▶ _Goal of the exercise_
Convert the lines below into a JSON list of strings with one string per line, skipping blank lines. Leave the pictures out of the list.
— begin Record excerpts —
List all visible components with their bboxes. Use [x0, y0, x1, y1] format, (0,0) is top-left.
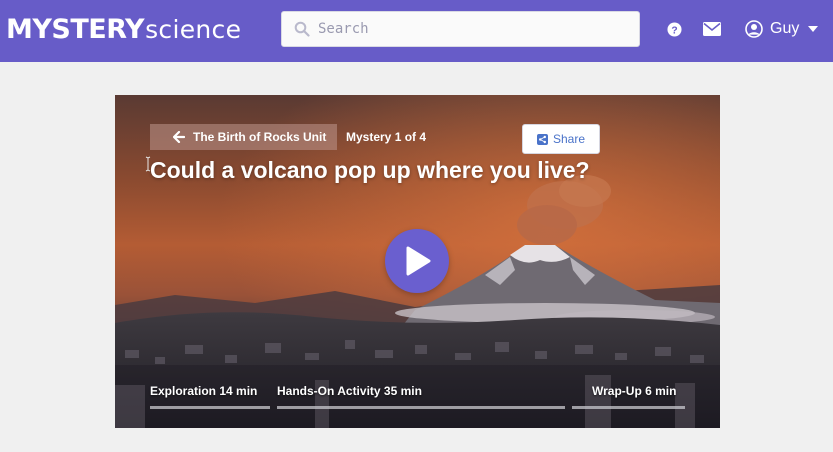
mystery-hero-video: The Birth of Rocks Unit Mystery 1 of 4 S…	[115, 95, 720, 428]
search-box[interactable]	[281, 11, 640, 47]
play-icon	[406, 246, 431, 276]
top-navigation-bar: MYSTERY science ? Guy	[0, 0, 833, 62]
svg-text:?: ?	[671, 25, 677, 36]
user-icon	[745, 20, 763, 38]
user-name: Guy	[770, 20, 800, 37]
logo-light-text: science	[145, 15, 242, 44]
segment-hands-on-activity-bar[interactable]	[277, 406, 565, 409]
help-button[interactable]: ?	[665, 20, 683, 38]
search-icon	[294, 21, 310, 37]
search-input[interactable]	[318, 21, 618, 37]
mystery-title: Could a volcano pop up where you live?	[150, 157, 590, 183]
messages-button[interactable]	[703, 20, 721, 38]
segment-hands-on-activity[interactable]: Hands-On Activity 35 min	[277, 384, 422, 398]
segment-name: Exploration	[150, 384, 217, 398]
play-video-button[interactable]	[385, 229, 449, 293]
segment-duration: 14 min	[219, 384, 258, 398]
logo-bold-text: MYSTERY	[6, 14, 145, 45]
segment-duration: 6 min	[645, 384, 677, 398]
arrow-left-icon	[173, 131, 185, 143]
segment-wrap-up-bar[interactable]	[572, 406, 685, 409]
share-button[interactable]: Share	[522, 124, 600, 154]
mystery-science-logo[interactable]: MYSTERY science	[6, 14, 242, 45]
share-label: Share	[552, 132, 586, 146]
mail-icon	[703, 22, 721, 36]
help-icon: ?	[666, 21, 682, 37]
segment-wrap-up[interactable]: Wrap-Up 6 min	[592, 384, 676, 398]
segment-name: Hands-On Activity	[277, 384, 381, 398]
mystery-count: Mystery 1 of 4	[346, 130, 427, 144]
segment-name: Wrap-Up	[592, 384, 642, 398]
back-button-label: The Birth of Rocks Unit	[193, 130, 327, 144]
segment-exploration-bar[interactable]	[150, 406, 270, 409]
back-to-unit-button[interactable]: The Birth of Rocks Unit	[150, 124, 337, 150]
share-icon	[536, 133, 548, 145]
segment-exploration[interactable]: Exploration 14 min	[150, 384, 257, 398]
user-menu[interactable]: Guy	[745, 18, 819, 40]
caret-down-icon	[808, 26, 819, 32]
segment-duration: 35 min	[383, 384, 422, 398]
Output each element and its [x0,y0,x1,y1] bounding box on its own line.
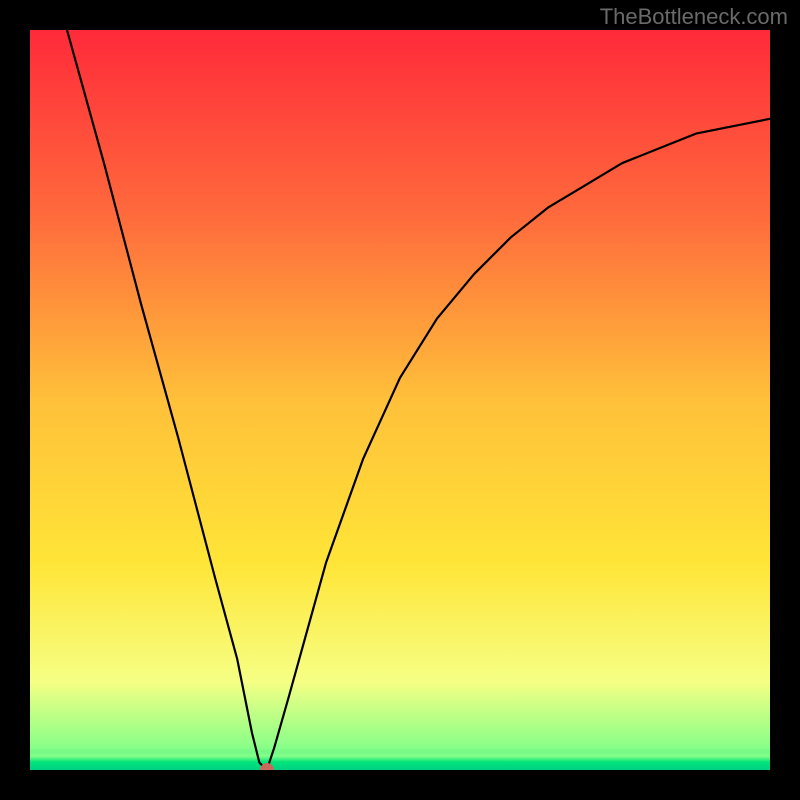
watermark-text: TheBottleneck.com [600,4,788,30]
chart-frame: TheBottleneck.com [0,0,800,800]
plot-area [30,30,770,770]
bottleneck-curve [30,30,770,770]
optimal-point-marker [260,763,274,770]
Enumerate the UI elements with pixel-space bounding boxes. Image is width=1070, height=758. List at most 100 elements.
— end Record excerpts —
▶ _Written answer_
[
  "List all visible components with their bboxes. Use [x0, y0, x1, y1] format, (0,0) is top-left.",
  "mystery-hero-video: The Birth of Rocks Unit Mystery 1 of 4 S…\t[115, 95, 720, 428]",
  "search-box[interactable]\t[281, 11, 640, 47]",
  "play-icon\t[406, 246, 431, 276]",
  "top-navigation-bar: MYSTERY science ? Guy\t[0, 0, 833, 62]",
  "svg-text:?: ?\t[671, 25, 677, 36]",
  "user-icon\t[745, 20, 763, 38]",
  "user-name: Guy\t[770, 20, 800, 37]",
  "logo-light-text: science\t[145, 15, 242, 44]",
  "segment-hands-on-activity-bar[interactable]\t[277, 406, 565, 409]",
  "help-button[interactable]: ?\t[665, 20, 683, 38]",
  "search-icon\t[294, 21, 310, 37]",
  "search-input[interactable]\t[318, 21, 618, 37]",
  "mystery-title: Could a volcano pop up where you live?\t[150, 157, 590, 183]",
  "messages-button[interactable]\t[703, 20, 721, 38]",
  "segment-hands-on-activity[interactable]: Hands-On Activity 35 min\t[277, 384, 422, 398]",
  "segment-name: Exploration\t[150, 384, 217, 398]",
  "play-video-button[interactable]\t[385, 229, 449, 293]",
  "segment-duration: 14 min\t[219, 384, 258, 398]",
  "logo-bold-text: MYSTERY\t[6, 14, 145, 45]",
  "segment-duration: 6 min\t[645, 384, 677, 398]",
  "arrow-left-icon\t[173, 131, 185, 143]",
  "segment-wrap-up-bar[interactable]\t[572, 406, 685, 409]",
  "share-button[interactable]: Share\t[522, 124, 600, 154]",
  "mystery-science-logo[interactable]: MYSTERY science\t[6, 14, 242, 45]",
  "share-label: Share\t[552, 132, 586, 146]",
  "mail-icon\t[703, 22, 721, 36]",
  "help-icon: ?\t[666, 21, 682, 37]",
  "segment-wrap-up[interactable]: Wrap-Up 6 min\t[592, 384, 676, 398]",
  "segment-name: Hands-On Activity\t[277, 384, 381, 398]",
  "mystery-count: Mystery 1 of 4\t[346, 130, 427, 144]",
  "segment-name: Wrap-Up\t[592, 384, 642, 398]",
  "back-button-label: The Birth of Rocks Unit\t[193, 130, 327, 144]",
  "segment-exploration-bar[interactable]\t[150, 406, 270, 409]",
  "back-to-unit-button[interactable]: The Birth of Rocks Unit\t[150, 124, 337, 150]",
  "share-icon\t[536, 133, 548, 145]",
  "segment-exploration[interactable]: Exploration 14 min\t[150, 384, 257, 398]",
  "user-menu[interactable]: Guy\t[745, 18, 819, 40]",
  "caret-down-icon\t[808, 26, 819, 32]",
  "segment-duration: 35 min\t[383, 384, 422, 398]",
  "Output each element and its [x0,y0,x1,y1] bounding box on its own line.",
  "watermark-text: TheBottleneck.com [600,4,788,30]",
  "chart-frame: TheBottleneck.com [0,0,800,800]",
  "plot-area [30,30,770,770]",
  "bottleneck-curve [30,30,770,770]",
  "optimal-point-marker [260,763,274,770]",
  "Enumerate the UI elements with pixel-space bounding boxes. Image is width=1070, height=758. List at most 100 elements."
]